Pictures appear in the records below; write out everything else exactly.
··· Data shown
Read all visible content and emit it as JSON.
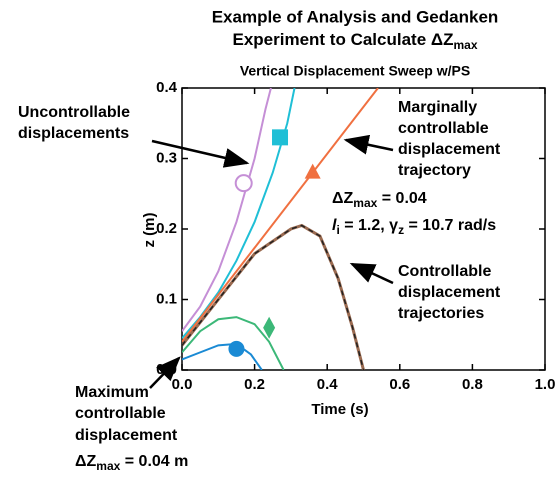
{
  "chart_data": {
    "type": "line",
    "title": [
      "Example of Analysis and Gedanken",
      {
        "main": "Experiment to Calculate ΔZ",
        "sub": "max"
      }
    ],
    "subtitle": "Vertical Displacement Sweep w/PS",
    "x_label": "Time (s)",
    "y_label": "z (m)",
    "xlim": [
      0,
      1
    ],
    "ylim": [
      0,
      0.4
    ],
    "xticks": [
      {
        "value": 0,
        "label": "0.0"
      },
      0.2,
      0.4,
      0.6,
      0.8,
      {
        "value": 1,
        "label": "1.0"
      }
    ],
    "yticks": [
      {
        "value": 0,
        "label": "0.0"
      },
      0.1,
      0.2,
      0.3,
      0.4
    ],
    "series": [
      {
        "color": "#c58fd6",
        "x": [
          0,
          0.05,
          0.1,
          0.15,
          0.2,
          0.23,
          0.245
        ],
        "values": [
          0.055,
          0.09,
          0.14,
          0.21,
          0.3,
          0.37,
          0.4
        ],
        "marker": {
          "x": 0.17,
          "y": 0.265,
          "shape": "circle-open"
        }
      },
      {
        "color": "#1fbfd6",
        "x": [
          0,
          0.05,
          0.1,
          0.15,
          0.2,
          0.25,
          0.29,
          0.31
        ],
        "values": [
          0.045,
          0.075,
          0.11,
          0.155,
          0.21,
          0.28,
          0.35,
          0.4
        ],
        "marker": {
          "x": 0.27,
          "y": 0.33,
          "shape": "square"
        }
      },
      {
        "color": "#f07040",
        "x": [
          0,
          0.54
        ],
        "values": [
          0.04,
          0.4
        ],
        "marker": {
          "x": 0.36,
          "y": 0.28,
          "shape": "triangle"
        }
      },
      {
        "color": "#9a6a50",
        "dash": true,
        "x": [
          0,
          0.1,
          0.2,
          0.3,
          0.33,
          0.38,
          0.43,
          0.47,
          0.5
        ],
        "values": [
          0.035,
          0.1,
          0.165,
          0.2,
          0.205,
          0.19,
          0.13,
          0.06,
          0
        ]
      },
      {
        "color": "#3cb878",
        "x": [
          0,
          0.05,
          0.1,
          0.15,
          0.2,
          0.24,
          0.28
        ],
        "values": [
          0.025,
          0.055,
          0.072,
          0.075,
          0.065,
          0.04,
          0
        ],
        "marker": {
          "x": 0.24,
          "y": 0.06,
          "shape": "diamond"
        }
      },
      {
        "color": "#1a8ad4",
        "x": [
          0,
          0.05,
          0.1,
          0.15,
          0.19,
          0.22
        ],
        "values": [
          0.015,
          0.025,
          0.035,
          0.037,
          0.022,
          0
        ],
        "marker": {
          "x": 0.15,
          "y": 0.03,
          "shape": "circle"
        }
      }
    ],
    "annotations": {
      "uncontrollable": [
        "Uncontrollable",
        "displacements"
      ],
      "marginal": [
        "Marginally",
        "controllable",
        "displacement",
        "trajectory"
      ],
      "dz": {
        "main": "ΔZ",
        "sub": "max",
        "rest": " = 0.04"
      },
      "params": {
        "l": "l",
        "l_sub": "i",
        "mid": " = 1.2, γ",
        "g_sub": "z",
        "rest": " = 10.7 rad/s"
      },
      "controllable": [
        "Controllable",
        "displacement",
        "trajectories"
      ],
      "maximum": [
        "Maximum",
        "controllable",
        "displacement"
      ],
      "maximum_dz": {
        "main": "ΔZ",
        "sub": "max",
        "rest": " = 0.04 m"
      }
    }
  }
}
······
§ **The solution**:
Read all visible content and emit it as JSON.
{
  "chart_data": {
    "type": "line",
    "title": [
      "Example of Analysis and Gedanken",
      {
        "main": "Experiment to Calculate ΔZ",
        "sub": "max"
      }
    ],
    "subtitle": "Vertical Displacement Sweep w/PS",
    "x_label": "Time (s)",
    "y_label": "z (m)",
    "xlim": [
      0,
      1
    ],
    "ylim": [
      0,
      0.4
    ],
    "xticks": [
      {
        "value": 0,
        "label": "0.0"
      },
      0.2,
      0.4,
      0.6,
      0.8,
      {
        "value": 1,
        "label": "1.0"
      }
    ],
    "yticks": [
      {
        "value": 0,
        "label": "0.0"
      },
      0.1,
      0.2,
      0.3,
      0.4
    ],
    "series": [
      {
        "color": "#c58fd6",
        "x": [
          0,
          0.05,
          0.1,
          0.15,
          0.2,
          0.23,
          0.245
        ],
        "values": [
          0.055,
          0.09,
          0.14,
          0.21,
          0.3,
          0.37,
          0.4
        ],
        "marker": {
          "x": 0.17,
          "y": 0.265,
          "shape": "circle-open"
        }
      },
      {
        "color": "#1fbfd6",
        "x": [
          0,
          0.05,
          0.1,
          0.15,
          0.2,
          0.25,
          0.29,
          0.31
        ],
        "values": [
          0.045,
          0.075,
          0.11,
          0.155,
          0.21,
          0.28,
          0.35,
          0.4
        ],
        "marker": {
          "x": 0.27,
          "y": 0.33,
          "shape": "square"
        }
      },
      {
        "color": "#f07040",
        "x": [
          0,
          0.54
        ],
        "values": [
          0.04,
          0.4
        ],
        "marker": {
          "x": 0.36,
          "y": 0.28,
          "shape": "triangle"
        }
      },
      {
        "color": "#9a6a50",
        "dash": true,
        "x": [
          0,
          0.1,
          0.2,
          0.3,
          0.33,
          0.38,
          0.43,
          0.47,
          0.5
        ],
        "values": [
          0.035,
          0.1,
          0.165,
          0.2,
          0.205,
          0.19,
          0.13,
          0.06,
          0
        ]
      },
      {
        "color": "#3cb878",
        "x": [
          0,
          0.05,
          0.1,
          0.15,
          0.2,
          0.24,
          0.28
        ],
        "values": [
          0.025,
          0.055,
          0.072,
          0.075,
          0.065,
          0.04,
          0
        ],
        "marker": {
          "x": 0.24,
          "y": 0.06,
          "shape": "diamond"
        }
      },
      {
        "color": "#1a8ad4",
        "x": [
          0,
          0.05,
          0.1,
          0.15,
          0.19,
          0.22
        ],
        "values": [
          0.015,
          0.025,
          0.035,
          0.037,
          0.022,
          0
        ],
        "marker": {
          "x": 0.15,
          "y": 0.03,
          "shape": "circle"
        }
      }
    ],
    "annotations": {
      "uncontrollable": [
        "Uncontrollable",
        "displacements"
      ],
      "marginal": [
        "Marginally",
        "controllable",
        "displacement",
        "trajectory"
      ],
      "dz": {
        "main": "ΔZ",
        "sub": "max",
        "rest": " = 0.04"
      },
      "params": {
        "l": "l",
        "l_sub": "i",
        "mid": " = 1.2, γ",
        "g_sub": "z",
        "rest": " = 10.7 rad/s"
      },
      "controllable": [
        "Controllable",
        "displacement",
        "trajectories"
      ],
      "maximum": [
        "Maximum",
        "controllable",
        "displacement"
      ],
      "maximum_dz": {
        "main": "ΔZ",
        "sub": "max",
        "rest": " = 0.04 m"
      }
    }
  }
}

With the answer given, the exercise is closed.